Requirement
Type the records out again in full, exactly.

====== Data rows

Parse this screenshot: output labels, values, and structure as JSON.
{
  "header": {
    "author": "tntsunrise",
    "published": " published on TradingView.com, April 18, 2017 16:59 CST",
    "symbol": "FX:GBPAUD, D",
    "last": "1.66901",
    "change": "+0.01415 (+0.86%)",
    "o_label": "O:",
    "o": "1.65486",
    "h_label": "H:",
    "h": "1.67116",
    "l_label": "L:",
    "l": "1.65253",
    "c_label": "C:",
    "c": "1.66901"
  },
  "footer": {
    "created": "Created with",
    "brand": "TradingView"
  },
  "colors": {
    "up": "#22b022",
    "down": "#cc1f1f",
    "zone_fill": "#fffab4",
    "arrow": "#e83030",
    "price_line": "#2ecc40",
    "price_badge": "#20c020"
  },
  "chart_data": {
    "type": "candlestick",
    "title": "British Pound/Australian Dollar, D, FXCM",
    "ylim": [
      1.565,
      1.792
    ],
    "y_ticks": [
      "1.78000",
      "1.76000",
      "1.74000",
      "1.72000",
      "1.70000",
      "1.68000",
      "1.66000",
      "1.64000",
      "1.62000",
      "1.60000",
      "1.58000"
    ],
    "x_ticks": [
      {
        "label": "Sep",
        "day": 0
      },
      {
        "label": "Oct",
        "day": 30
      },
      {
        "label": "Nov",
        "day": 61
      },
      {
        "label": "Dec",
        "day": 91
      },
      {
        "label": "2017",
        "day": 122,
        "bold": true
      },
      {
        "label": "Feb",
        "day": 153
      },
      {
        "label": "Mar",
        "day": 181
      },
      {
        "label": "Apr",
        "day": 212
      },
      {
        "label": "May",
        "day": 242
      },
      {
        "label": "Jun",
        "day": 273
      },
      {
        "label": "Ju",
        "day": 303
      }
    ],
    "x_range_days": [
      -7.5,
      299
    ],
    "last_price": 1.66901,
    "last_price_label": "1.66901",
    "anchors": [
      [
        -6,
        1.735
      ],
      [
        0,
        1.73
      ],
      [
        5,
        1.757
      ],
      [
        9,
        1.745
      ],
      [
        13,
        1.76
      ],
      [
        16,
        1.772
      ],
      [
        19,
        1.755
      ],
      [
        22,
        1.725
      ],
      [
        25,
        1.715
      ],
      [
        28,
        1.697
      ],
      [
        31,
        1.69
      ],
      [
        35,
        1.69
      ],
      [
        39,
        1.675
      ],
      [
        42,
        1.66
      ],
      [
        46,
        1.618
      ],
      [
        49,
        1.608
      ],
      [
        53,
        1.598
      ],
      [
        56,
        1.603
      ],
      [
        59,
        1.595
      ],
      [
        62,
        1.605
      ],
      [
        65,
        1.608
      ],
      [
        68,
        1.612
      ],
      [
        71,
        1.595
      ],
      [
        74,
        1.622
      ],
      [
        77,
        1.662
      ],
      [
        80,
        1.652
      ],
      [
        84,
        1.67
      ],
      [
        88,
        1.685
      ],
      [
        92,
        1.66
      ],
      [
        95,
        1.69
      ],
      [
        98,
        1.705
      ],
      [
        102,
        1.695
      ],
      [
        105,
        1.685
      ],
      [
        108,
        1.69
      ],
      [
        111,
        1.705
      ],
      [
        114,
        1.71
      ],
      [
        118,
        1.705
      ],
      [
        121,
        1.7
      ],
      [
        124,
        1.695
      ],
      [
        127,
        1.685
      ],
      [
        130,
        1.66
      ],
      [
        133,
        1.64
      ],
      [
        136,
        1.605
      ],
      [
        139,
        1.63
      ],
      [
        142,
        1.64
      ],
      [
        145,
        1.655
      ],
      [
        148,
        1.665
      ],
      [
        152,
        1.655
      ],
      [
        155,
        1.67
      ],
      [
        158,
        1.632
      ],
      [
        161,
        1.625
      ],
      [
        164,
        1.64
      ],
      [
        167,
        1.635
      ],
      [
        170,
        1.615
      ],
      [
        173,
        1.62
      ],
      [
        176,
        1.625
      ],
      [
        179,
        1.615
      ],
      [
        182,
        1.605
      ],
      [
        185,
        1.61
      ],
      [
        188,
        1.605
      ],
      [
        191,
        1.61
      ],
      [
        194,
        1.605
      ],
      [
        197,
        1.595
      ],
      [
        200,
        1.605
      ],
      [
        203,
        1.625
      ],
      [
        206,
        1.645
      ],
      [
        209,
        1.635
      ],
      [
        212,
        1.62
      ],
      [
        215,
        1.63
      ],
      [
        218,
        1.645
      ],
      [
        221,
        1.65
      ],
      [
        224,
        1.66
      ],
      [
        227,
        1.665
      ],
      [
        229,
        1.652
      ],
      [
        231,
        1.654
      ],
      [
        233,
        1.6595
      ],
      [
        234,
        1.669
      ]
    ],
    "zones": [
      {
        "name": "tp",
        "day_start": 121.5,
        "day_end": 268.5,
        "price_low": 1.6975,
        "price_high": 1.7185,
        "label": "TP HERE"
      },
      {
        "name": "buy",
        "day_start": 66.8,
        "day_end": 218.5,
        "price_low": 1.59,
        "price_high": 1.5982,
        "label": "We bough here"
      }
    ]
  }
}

============

Task solution
Parse this screenshot: output labels, values, and structure as JSON.
{
  "header": {
    "author": "tntsunrise",
    "published": " published on TradingView.com, April 18, 2017 16:59 CST",
    "symbol": "FX:GBPAUD, D",
    "last": "1.66901",
    "change": "+0.01415 (+0.86%)",
    "o_label": "O:",
    "o": "1.65486",
    "h_label": "H:",
    "h": "1.67116",
    "l_label": "L:",
    "l": "1.65253",
    "c_label": "C:",
    "c": "1.66901"
  },
  "footer": {
    "created": "Created with",
    "brand": "TradingView"
  },
  "colors": {
    "up": "#22b022",
    "down": "#cc1f1f",
    "zone_fill": "#fffab4",
    "arrow": "#e83030",
    "price_line": "#2ecc40",
    "price_badge": "#20c020"
  },
  "chart_data": {
    "type": "candlestick",
    "title": "British Pound/Australian Dollar, D, FXCM",
    "ylim": [
      1.565,
      1.792
    ],
    "y_ticks": [
      "1.78000",
      "1.76000",
      "1.74000",
      "1.72000",
      "1.70000",
      "1.68000",
      "1.66000",
      "1.64000",
      "1.62000",
      "1.60000",
      "1.58000"
    ],
    "x_ticks": [
      {
        "label": "Sep",
        "day": 0
      },
      {
        "label": "Oct",
        "day": 30
      },
      {
        "label": "Nov",
        "day": 61
      },
      {
        "label": "Dec",
        "day": 91
      },
      {
        "label": "2017",
        "day": 122,
        "bold": true
      },
      {
        "label": "Feb",
        "day": 153
      },
      {
        "label": "Mar",
        "day": 181
      },
      {
        "label": "Apr",
        "day": 212
      },
      {
        "label": "May",
        "day": 242
      },
      {
        "label": "Jun",
        "day": 273
      },
      {
        "label": "Ju",
        "day": 303
      }
    ],
    "x_range_days": [
      -7.5,
      299
    ],
    "last_price": 1.66901,
    "last_price_label": "1.66901",
    "anchors": [
      [
        -6,
        1.735
      ],
      [
        0,
        1.73
      ],
      [
        5,
        1.757
      ],
      [
        9,
        1.745
      ],
      [
        13,
        1.76
      ],
      [
        16,
        1.772
      ],
      [
        19,
        1.755
      ],
      [
        22,
        1.725
      ],
      [
        25,
        1.715
      ],
      [
        28,
        1.697
      ],
      [
        31,
        1.69
      ],
      [
        35,
        1.69
      ],
      [
        39,
        1.675
      ],
      [
        42,
        1.66
      ],
      [
        46,
        1.618
      ],
      [
        49,
        1.608
      ],
      [
        53,
        1.598
      ],
      [
        56,
        1.603
      ],
      [
        59,
        1.595
      ],
      [
        62,
        1.605
      ],
      [
        65,
        1.608
      ],
      [
        68,
        1.612
      ],
      [
        71,
        1.595
      ],
      [
        74,
        1.622
      ],
      [
        77,
        1.662
      ],
      [
        80,
        1.652
      ],
      [
        84,
        1.67
      ],
      [
        88,
        1.685
      ],
      [
        92,
        1.66
      ],
      [
        95,
        1.69
      ],
      [
        98,
        1.705
      ],
      [
        102,
        1.695
      ],
      [
        105,
        1.685
      ],
      [
        108,
        1.69
      ],
      [
        111,
        1.705
      ],
      [
        114,
        1.71
      ],
      [
        118,
        1.705
      ],
      [
        121,
        1.7
      ],
      [
        124,
        1.695
      ],
      [
        127,
        1.685
      ],
      [
        130,
        1.66
      ],
      [
        133,
        1.64
      ],
      [
        136,
        1.605
      ],
      [
        139,
        1.63
      ],
      [
        142,
        1.64
      ],
      [
        145,
        1.655
      ],
      [
        148,
        1.665
      ],
      [
        152,
        1.655
      ],
      [
        155,
        1.67
      ],
      [
        158,
        1.632
      ],
      [
        161,
        1.625
      ],
      [
        164,
        1.64
      ],
      [
        167,
        1.635
      ],
      [
        170,
        1.615
      ],
      [
        173,
        1.62
      ],
      [
        176,
        1.625
      ],
      [
        179,
        1.615
      ],
      [
        182,
        1.605
      ],
      [
        185,
        1.61
      ],
      [
        188,
        1.605
      ],
      [
        191,
        1.61
      ],
      [
        194,
        1.605
      ],
      [
        197,
        1.595
      ],
      [
        200,
        1.605
      ],
      [
        203,
        1.625
      ],
      [
        206,
        1.645
      ],
      [
        209,
        1.635
      ],
      [
        212,
        1.62
      ],
      [
        215,
        1.63
      ],
      [
        218,
        1.645
      ],
      [
        221,
        1.65
      ],
      [
        224,
        1.66
      ],
      [
        227,
        1.665
      ],
      [
        229,
        1.652
      ],
      [
        231,
        1.654
      ],
      [
        233,
        1.6595
      ],
      [
        234,
        1.669
      ]
    ],
    "zones": [
      {
        "name": "tp",
        "day_start": 121.5,
        "day_end": 268.5,
        "price_low": 1.6975,
        "price_high": 1.7185,
        "label": "TP HERE"
      },
      {
        "name": "buy",
        "day_start": 66.8,
        "day_end": 218.5,
        "price_low": 1.59,
        "price_high": 1.5982,
        "label": "We bough here"
      }
    ]
  }
}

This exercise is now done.